-- start of Supplied material --

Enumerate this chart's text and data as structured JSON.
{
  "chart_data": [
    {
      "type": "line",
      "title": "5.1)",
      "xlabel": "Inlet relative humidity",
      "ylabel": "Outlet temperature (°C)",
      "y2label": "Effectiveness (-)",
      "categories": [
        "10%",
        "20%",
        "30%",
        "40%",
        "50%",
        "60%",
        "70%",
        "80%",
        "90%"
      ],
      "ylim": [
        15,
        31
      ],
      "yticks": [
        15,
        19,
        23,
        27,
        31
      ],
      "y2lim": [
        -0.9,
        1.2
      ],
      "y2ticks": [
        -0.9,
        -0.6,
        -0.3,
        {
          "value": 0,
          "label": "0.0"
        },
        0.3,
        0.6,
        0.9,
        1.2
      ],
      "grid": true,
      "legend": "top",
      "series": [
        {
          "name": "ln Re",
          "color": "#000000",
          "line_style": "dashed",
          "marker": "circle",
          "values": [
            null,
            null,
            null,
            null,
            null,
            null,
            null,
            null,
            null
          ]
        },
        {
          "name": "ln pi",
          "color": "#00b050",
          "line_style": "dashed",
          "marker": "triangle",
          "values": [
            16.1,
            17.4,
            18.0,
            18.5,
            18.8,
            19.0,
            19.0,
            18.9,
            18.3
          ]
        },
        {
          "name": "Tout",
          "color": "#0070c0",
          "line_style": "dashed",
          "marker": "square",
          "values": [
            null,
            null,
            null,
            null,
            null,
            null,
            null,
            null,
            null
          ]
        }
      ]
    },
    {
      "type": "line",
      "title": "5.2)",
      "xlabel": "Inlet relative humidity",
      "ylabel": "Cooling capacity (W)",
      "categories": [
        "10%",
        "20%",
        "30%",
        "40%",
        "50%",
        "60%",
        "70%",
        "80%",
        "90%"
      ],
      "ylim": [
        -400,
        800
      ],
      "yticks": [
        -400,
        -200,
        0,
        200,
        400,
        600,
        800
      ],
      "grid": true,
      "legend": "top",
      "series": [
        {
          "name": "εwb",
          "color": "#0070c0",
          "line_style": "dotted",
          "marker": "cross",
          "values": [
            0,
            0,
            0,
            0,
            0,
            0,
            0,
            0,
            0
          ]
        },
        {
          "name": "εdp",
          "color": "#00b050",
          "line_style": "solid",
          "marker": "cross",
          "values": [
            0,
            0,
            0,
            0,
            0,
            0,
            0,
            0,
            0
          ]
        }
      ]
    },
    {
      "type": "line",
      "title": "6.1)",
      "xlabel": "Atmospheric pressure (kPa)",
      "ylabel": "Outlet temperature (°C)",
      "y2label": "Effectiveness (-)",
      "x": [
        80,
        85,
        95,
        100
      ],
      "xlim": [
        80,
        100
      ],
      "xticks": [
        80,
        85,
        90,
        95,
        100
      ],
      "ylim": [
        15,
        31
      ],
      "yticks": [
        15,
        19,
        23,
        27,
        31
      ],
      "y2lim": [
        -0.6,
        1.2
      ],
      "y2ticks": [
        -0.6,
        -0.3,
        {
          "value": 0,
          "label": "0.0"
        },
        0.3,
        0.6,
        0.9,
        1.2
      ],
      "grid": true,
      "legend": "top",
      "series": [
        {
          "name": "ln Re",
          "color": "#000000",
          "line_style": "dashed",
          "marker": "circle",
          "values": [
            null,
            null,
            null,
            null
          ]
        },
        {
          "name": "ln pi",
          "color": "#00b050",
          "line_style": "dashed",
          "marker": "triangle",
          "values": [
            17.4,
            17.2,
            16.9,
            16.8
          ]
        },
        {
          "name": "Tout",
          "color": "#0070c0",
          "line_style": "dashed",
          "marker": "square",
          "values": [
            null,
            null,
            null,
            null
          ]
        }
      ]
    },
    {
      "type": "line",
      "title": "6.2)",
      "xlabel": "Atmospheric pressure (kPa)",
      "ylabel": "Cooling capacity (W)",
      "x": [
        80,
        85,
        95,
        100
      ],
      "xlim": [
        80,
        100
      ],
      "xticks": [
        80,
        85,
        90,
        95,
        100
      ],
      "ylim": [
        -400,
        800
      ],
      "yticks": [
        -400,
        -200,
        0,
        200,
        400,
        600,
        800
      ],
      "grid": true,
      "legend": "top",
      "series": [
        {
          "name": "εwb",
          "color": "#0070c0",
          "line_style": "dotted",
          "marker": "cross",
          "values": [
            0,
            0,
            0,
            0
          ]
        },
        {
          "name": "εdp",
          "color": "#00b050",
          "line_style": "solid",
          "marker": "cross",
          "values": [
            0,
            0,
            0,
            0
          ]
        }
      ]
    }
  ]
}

-- end of Supplied material --

• [Written exercise]: Output each record exactly, leaving nothing out.

• [Answer to this problem]:
Enumerate this chart's text and data as structured JSON.
{
  "chart_data": [
    {
      "type": "line",
      "title": "5.1)",
      "xlabel": "Inlet relative humidity",
      "ylabel": "Outlet temperature (°C)",
      "y2label": "Effectiveness (-)",
      "categories": [
        "10%",
        "20%",
        "30%",
        "40%",
        "50%",
        "60%",
        "70%",
        "80%",
        "90%"
      ],
      "ylim": [
        15,
        31
      ],
      "yticks": [
        15,
        19,
        23,
        27,
        31
      ],
      "y2lim": [
        -0.9,
        1.2
      ],
      "y2ticks": [
        -0.9,
        -0.6,
        -0.3,
        {
          "value": 0,
          "label": "0.0"
        },
        0.3,
        0.6,
        0.9,
        1.2
      ],
      "grid": true,
      "legend": "top",
      "series": [
        {
          "name": "ln Re",
          "color": "#000000",
          "line_style": "dashed",
          "marker": "circle",
          "values": [
            null,
            null,
            null,
            null,
            null,
            null,
            null,
            null,
            null
          ]
        },
        {
          "name": "ln pi",
          "color": "#00b050",
          "line_style": "dashed",
          "marker": "triangle",
          "values": [
            16.1,
            17.4,
            18.0,
            18.5,
            18.8,
            19.0,
            19.0,
            18.9,
            18.3
          ]
        },
        {
          "name": "Tout",
          "color": "#0070c0",
          "line_style": "dashed",
          "marker": "square",
          "values": [
            null,
            null,
            null,
            null,
            null,
            null,
            null,
            null,
            null
          ]
        }
      ]
    },
    {
      "type": "line",
      "title": "5.2)",
      "xlabel": "Inlet relative humidity",
      "ylabel": "Cooling capacity (W)",
      "categories": [
        "10%",
        "20%",
        "30%",
        "40%",
        "50%",
        "60%",
        "70%",
        "80%",
        "90%"
      ],
      "ylim": [
        -400,
        800
      ],
      "yticks": [
        -400,
        -200,
        0,
        200,
        400,
        600,
        800
      ],
      "grid": true,
      "legend": "top",
      "series": [
        {
          "name": "εwb",
          "color": "#0070c0",
          "line_style": "dotted",
          "marker": "cross",
          "values": [
            0,
            0,
            0,
            0,
            0,
            0,
            0,
            0,
            0
          ]
        },
        {
          "name": "εdp",
          "color": "#00b050",
          "line_style": "solid",
          "marker": "cross",
          "values": [
            0,
            0,
            0,
            0,
            0,
            0,
            0,
            0,
            0
          ]
        }
      ]
    },
    {
      "type": "line",
      "title": "6.1)",
      "xlabel": "Atmospheric pressure (kPa)",
      "ylabel": "Outlet temperature (°C)",
      "y2label": "Effectiveness (-)",
      "x": [
        80,
        85,
        95,
        100
      ],
      "xlim": [
        80,
        100
      ],
      "xticks": [
        80,
        85,
        90,
        95,
        100
      ],
      "ylim": [
        15,
        31
      ],
      "yticks": [
        15,
        19,
        23,
        27,
        31
      ],
      "y2lim": [
        -0.6,
        1.2
      ],
      "y2ticks": [
        -0.6,
        -0.3,
        {
          "value": 0,
          "label": "0.0"
        },
        0.3,
        0.6,
        0.9,
        1.2
      ],
      "grid": true,
      "legend": "top",
      "series": [
        {
          "name": "ln Re",
          "color": "#000000",
          "line_style": "dashed",
          "marker": "circle",
          "values": [
            null,
            null,
            null,
            null
          ]
        },
        {
          "name": "ln pi",
          "color": "#00b050",
          "line_style": "dashed",
          "marker": "triangle",
          "values": [
            17.4,
            17.2,
            16.9,
            16.8
          ]
        },
        {
          "name": "Tout",
          "color": "#0070c0",
          "line_style": "dashed",
          "marker": "square",
          "values": [
            null,
            null,
            null,
            null
          ]
        }
      ]
    },
    {
      "type": "line",
      "title": "6.2)",
      "xlabel": "Atmospheric pressure (kPa)",
      "ylabel": "Cooling capacity (W)",
      "x": [
        80,
        85,
        95,
        100
      ],
      "xlim": [
        80,
        100
      ],
      "xticks": [
        80,
        85,
        90,
        95,
        100
      ],
      "ylim": [
        -400,
        800
      ],
      "yticks": [
        -400,
        -200,
        0,
        200,
        400,
        600,
        800
      ],
      "grid": true,
      "legend": "top",
      "series": [
        {
          "name": "εwb",
          "color": "#0070c0",
          "line_style": "dotted",
          "marker": "cross",
          "values": [
            0,
            0,
            0,
            0
          ]
        },
        {
          "name": "εdp",
          "color": "#00b050",
          "line_style": "solid",
          "marker": "cross",
          "values": [
            0,
            0,
            0,
            0
          ]
        }
      ]
    }
  ]
}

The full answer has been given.